**Description of the task:** Repeat, line for line, the entries printed below.

Start of Supplied material

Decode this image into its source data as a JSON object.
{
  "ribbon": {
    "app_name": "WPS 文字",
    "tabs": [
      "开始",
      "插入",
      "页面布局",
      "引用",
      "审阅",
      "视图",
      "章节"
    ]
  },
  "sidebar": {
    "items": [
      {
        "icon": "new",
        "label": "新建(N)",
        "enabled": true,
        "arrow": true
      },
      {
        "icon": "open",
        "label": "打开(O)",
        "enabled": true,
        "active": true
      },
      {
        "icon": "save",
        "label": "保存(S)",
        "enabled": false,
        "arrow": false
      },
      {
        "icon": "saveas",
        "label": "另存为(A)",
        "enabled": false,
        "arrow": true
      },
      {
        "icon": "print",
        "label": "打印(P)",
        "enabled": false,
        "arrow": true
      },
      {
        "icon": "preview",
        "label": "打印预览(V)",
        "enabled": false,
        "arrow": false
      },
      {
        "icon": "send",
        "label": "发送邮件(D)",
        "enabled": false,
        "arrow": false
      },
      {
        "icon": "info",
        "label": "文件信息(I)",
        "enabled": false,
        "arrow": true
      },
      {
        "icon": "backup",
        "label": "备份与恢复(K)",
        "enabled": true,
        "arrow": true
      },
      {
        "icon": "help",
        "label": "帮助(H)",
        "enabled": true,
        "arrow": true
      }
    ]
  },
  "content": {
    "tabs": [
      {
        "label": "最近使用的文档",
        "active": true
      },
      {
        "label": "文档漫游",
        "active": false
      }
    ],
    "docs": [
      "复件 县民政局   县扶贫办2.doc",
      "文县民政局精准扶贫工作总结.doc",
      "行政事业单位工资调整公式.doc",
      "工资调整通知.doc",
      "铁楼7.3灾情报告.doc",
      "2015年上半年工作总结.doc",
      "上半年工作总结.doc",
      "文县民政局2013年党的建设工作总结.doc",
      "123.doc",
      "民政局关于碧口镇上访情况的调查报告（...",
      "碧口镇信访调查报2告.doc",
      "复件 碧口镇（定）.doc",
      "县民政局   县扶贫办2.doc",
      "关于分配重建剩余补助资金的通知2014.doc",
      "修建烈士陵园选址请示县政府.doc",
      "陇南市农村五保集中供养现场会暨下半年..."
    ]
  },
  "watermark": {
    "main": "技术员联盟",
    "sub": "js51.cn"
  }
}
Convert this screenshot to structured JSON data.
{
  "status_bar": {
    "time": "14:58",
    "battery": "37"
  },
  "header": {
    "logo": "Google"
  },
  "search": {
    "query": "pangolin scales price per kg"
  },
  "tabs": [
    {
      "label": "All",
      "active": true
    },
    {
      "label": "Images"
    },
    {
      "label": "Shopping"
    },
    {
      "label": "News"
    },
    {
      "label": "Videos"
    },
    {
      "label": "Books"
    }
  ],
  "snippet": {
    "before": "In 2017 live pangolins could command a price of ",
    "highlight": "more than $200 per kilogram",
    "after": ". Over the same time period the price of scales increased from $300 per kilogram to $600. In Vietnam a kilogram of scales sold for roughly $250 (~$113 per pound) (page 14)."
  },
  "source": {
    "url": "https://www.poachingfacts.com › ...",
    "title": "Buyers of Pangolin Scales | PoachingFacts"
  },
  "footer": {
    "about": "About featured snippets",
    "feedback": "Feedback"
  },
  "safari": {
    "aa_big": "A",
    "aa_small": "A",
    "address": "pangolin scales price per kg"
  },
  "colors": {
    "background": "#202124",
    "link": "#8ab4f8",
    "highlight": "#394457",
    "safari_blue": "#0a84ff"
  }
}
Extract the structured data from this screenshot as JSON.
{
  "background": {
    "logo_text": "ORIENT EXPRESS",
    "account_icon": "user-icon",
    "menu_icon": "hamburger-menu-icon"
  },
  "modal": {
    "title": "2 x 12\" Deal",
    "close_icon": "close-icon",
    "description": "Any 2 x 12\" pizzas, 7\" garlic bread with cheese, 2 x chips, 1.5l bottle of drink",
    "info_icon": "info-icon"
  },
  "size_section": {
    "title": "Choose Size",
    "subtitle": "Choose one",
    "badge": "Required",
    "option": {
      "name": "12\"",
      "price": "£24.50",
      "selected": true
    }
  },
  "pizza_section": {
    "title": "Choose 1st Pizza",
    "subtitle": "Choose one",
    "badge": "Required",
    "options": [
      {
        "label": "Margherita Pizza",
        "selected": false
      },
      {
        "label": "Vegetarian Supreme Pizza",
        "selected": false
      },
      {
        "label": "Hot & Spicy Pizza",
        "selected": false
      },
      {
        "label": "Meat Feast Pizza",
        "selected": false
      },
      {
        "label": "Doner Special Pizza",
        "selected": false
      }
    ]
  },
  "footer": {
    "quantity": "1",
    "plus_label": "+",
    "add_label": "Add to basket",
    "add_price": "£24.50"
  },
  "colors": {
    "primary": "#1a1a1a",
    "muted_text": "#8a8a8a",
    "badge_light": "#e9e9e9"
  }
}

End of Supplied material

**Solution for this exercise:**
Decode this image into its source data as a JSON object.
{
  "ribbon": {
    "app_name": "WPS 文字",
    "tabs": [
      "开始",
      "插入",
      "页面布局",
      "引用",
      "审阅",
      "视图",
      "章节"
    ]
  },
  "sidebar": {
    "items": [
      {
        "icon": "new",
        "label": "新建(N)",
        "enabled": true,
        "arrow": true
      },
      {
        "icon": "open",
        "label": "打开(O)",
        "enabled": true,
        "active": true
      },
      {
        "icon": "save",
        "label": "保存(S)",
        "enabled": false,
        "arrow": false
      },
      {
        "icon": "saveas",
        "label": "另存为(A)",
        "enabled": false,
        "arrow": true
      },
      {
        "icon": "print",
        "label": "打印(P)",
        "enabled": false,
        "arrow": true
      },
      {
        "icon": "preview",
        "label": "打印预览(V)",
        "enabled": false,
        "arrow": false
      },
      {
        "icon": "send",
        "label": "发送邮件(D)",
        "enabled": false,
        "arrow": false
      },
      {
        "icon": "info",
        "label": "文件信息(I)",
        "enabled": false,
        "arrow": true
      },
      {
        "icon": "backup",
        "label": "备份与恢复(K)",
        "enabled": true,
        "arrow": true
      },
      {
        "icon": "help",
        "label": "帮助(H)",
        "enabled": true,
        "arrow": true
      }
    ]
  },
  "content": {
    "tabs": [
      {
        "label": "最近使用的文档",
        "active": true
      },
      {
        "label": "文档漫游",
        "active": false
      }
    ],
    "docs": [
      "复件 县民政局   县扶贫办2.doc",
      "文县民政局精准扶贫工作总结.doc",
      "行政事业单位工资调整公式.doc",
      "工资调整通知.doc",
      "铁楼7.3灾情报告.doc",
      "2015年上半年工作总结.doc",
      "上半年工作总结.doc",
      "文县民政局2013年党的建设工作总结.doc",
      "123.doc",
      "民政局关于碧口镇上访情况的调查报告（...",
      "碧口镇信访调查报2告.doc",
      "复件 碧口镇（定）.doc",
      "县民政局   县扶贫办2.doc",
      "关于分配重建剩余补助资金的通知2014.doc",
      "修建烈士陵园选址请示县政府.doc",
      "陇南市农村五保集中供养现场会暨下半年..."
    ]
  },
  "watermark": {
    "main": "技术员联盟",
    "sub": "js51.cn"
  }
}
Convert this screenshot to structured JSON data.
{
  "status_bar": {
    "time": "14:58",
    "battery": "37"
  },
  "header": {
    "logo": "Google"
  },
  "search": {
    "query": "pangolin scales price per kg"
  },
  "tabs": [
    {
      "label": "All",
      "active": true
    },
    {
      "label": "Images"
    },
    {
      "label": "Shopping"
    },
    {
      "label": "News"
    },
    {
      "label": "Videos"
    },
    {
      "label": "Books"
    }
  ],
  "snippet": {
    "before": "In 2017 live pangolins could command a price of ",
    "highlight": "more than $200 per kilogram",
    "after": ". Over the same time period the price of scales increased from $300 per kilogram to $600. In Vietnam a kilogram of scales sold for roughly $250 (~$113 per pound) (page 14)."
  },
  "source": {
    "url": "https://www.poachingfacts.com › ...",
    "title": "Buyers of Pangolin Scales | PoachingFacts"
  },
  "footer": {
    "about": "About featured snippets",
    "feedback": "Feedback"
  },
  "safari": {
    "aa_big": "A",
    "aa_small": "A",
    "address": "pangolin scales price per kg"
  },
  "colors": {
    "background": "#202124",
    "link": "#8ab4f8",
    "highlight": "#394457",
    "safari_blue": "#0a84ff"
  }
}
Extract the structured data from this screenshot as JSON.
{
  "background": {
    "logo_text": "ORIENT EXPRESS",
    "account_icon": "user-icon",
    "menu_icon": "hamburger-menu-icon"
  },
  "modal": {
    "title": "2 x 12\" Deal",
    "close_icon": "close-icon",
    "description": "Any 2 x 12\" pizzas, 7\" garlic bread with cheese, 2 x chips, 1.5l bottle of drink",
    "info_icon": "info-icon"
  },
  "size_section": {
    "title": "Choose Size",
    "subtitle": "Choose one",
    "badge": "Required",
    "option": {
      "name": "12\"",
      "price": "£24.50",
      "selected": true
    }
  },
  "pizza_section": {
    "title": "Choose 1st Pizza",
    "subtitle": "Choose one",
    "badge": "Required",
    "options": [
      {
        "label": "Margherita Pizza",
        "selected": false
      },
      {
        "label": "Vegetarian Supreme Pizza",
        "selected": false
      },
      {
        "label": "Hot & Spicy Pizza",
        "selected": false
      },
      {
        "label": "Meat Feast Pizza",
        "selected": false
      },
      {
        "label": "Doner Special Pizza",
        "selected": false
      }
    ]
  },
  "footer": {
    "quantity": "1",
    "plus_label": "+",
    "add_label": "Add to basket",
    "add_price": "£24.50"
  },
  "colors": {
    "primary": "#1a1a1a",
    "muted_text": "#8a8a8a",
    "badge_light": "#e9e9e9"
  }
}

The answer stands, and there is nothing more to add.